In the entries below, copy out the lines unchanged, starting with the line that contains "351, 587, 364]" and stopping after the line that contains "55, 427, 188]".

◆ **INPUT FOR THIS TASK**:
— BEGIN —

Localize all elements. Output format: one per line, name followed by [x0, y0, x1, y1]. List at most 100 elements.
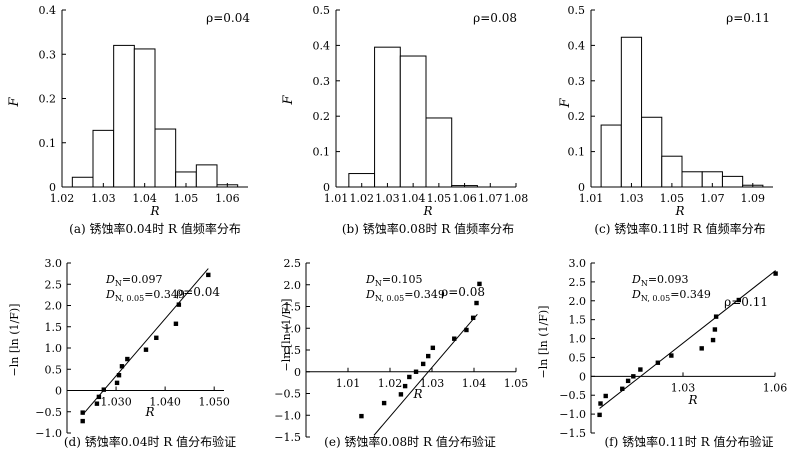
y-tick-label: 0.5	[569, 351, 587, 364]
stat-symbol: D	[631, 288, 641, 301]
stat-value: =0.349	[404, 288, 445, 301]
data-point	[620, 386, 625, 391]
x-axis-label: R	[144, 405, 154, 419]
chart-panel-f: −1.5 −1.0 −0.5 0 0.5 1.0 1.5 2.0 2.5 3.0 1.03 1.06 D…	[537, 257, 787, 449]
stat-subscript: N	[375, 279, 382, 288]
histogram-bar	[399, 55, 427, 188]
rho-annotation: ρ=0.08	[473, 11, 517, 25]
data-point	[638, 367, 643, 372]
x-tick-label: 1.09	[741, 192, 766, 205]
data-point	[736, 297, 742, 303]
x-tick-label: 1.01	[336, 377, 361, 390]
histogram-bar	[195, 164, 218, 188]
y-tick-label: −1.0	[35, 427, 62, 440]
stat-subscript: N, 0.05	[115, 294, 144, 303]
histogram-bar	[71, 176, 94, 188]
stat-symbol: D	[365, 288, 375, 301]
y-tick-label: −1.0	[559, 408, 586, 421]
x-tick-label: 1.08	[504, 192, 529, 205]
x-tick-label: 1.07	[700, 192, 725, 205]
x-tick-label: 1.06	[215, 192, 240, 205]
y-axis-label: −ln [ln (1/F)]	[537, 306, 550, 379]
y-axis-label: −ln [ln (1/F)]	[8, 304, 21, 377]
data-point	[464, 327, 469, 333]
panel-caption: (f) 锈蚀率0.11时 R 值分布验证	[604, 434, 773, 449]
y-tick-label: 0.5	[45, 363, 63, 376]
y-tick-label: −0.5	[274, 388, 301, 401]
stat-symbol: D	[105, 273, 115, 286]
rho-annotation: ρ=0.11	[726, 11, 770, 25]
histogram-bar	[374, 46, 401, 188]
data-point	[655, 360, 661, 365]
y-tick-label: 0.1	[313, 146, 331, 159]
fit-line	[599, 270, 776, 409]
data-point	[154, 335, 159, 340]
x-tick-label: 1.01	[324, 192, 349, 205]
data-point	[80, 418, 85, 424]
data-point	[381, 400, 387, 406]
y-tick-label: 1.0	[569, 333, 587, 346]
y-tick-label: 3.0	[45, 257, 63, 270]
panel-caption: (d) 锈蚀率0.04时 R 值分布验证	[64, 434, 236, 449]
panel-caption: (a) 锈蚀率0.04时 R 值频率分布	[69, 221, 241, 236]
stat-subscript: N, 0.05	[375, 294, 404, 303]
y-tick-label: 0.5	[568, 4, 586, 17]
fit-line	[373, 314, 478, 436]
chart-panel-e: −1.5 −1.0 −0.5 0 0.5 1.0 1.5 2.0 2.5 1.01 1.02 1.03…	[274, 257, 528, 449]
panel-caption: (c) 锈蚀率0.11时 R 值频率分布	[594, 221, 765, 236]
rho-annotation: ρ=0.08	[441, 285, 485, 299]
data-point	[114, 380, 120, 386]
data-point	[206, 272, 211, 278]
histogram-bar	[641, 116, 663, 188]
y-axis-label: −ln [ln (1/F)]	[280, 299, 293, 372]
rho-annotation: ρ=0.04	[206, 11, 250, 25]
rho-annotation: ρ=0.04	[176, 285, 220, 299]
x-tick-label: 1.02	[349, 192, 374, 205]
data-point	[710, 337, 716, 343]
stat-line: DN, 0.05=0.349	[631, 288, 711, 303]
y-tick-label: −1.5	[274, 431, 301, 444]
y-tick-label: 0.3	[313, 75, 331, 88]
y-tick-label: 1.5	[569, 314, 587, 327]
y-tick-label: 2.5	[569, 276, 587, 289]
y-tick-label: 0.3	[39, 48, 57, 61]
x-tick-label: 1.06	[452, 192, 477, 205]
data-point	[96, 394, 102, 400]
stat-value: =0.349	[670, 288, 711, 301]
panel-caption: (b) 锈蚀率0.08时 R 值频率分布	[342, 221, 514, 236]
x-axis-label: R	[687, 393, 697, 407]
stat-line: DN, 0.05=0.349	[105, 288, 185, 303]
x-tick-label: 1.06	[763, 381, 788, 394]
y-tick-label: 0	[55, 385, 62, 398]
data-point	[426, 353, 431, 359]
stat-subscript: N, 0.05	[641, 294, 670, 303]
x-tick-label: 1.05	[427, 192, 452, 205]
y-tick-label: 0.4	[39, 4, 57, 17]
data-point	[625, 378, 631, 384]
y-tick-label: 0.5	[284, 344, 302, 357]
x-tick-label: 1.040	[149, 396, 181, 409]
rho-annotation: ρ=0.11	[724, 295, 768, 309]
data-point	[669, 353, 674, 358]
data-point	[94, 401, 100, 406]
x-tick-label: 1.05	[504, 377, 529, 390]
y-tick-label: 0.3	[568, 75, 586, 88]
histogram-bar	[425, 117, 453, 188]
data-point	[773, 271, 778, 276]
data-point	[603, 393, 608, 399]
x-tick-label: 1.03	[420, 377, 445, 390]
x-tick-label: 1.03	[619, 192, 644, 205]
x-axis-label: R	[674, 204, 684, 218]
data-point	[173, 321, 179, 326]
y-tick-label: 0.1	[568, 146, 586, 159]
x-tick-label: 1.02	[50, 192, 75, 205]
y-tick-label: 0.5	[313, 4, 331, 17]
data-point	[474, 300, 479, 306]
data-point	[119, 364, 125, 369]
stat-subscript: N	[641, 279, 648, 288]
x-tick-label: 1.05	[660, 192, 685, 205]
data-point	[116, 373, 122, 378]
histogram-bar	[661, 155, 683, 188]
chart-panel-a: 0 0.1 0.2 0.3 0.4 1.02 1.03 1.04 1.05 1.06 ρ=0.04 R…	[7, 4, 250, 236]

— END —

◆ **FULL ANSWER**:
y-tick-label: 0.5	[569, 351, 587, 364]
stat-symbol: D	[631, 288, 641, 301]
stat-value: =0.349	[404, 288, 445, 301]
data-point	[620, 386, 625, 391]
x-axis-label: R	[144, 405, 154, 419]
chart-panel-f: −1.5 −1.0 −0.5 0 0.5 1.0 1.5 2.0 2.5 3.0 1.03 1.06 D…	[537, 257, 787, 449]
stat-subscript: N	[375, 279, 382, 288]
histogram-bar	[399, 55, 427, 188]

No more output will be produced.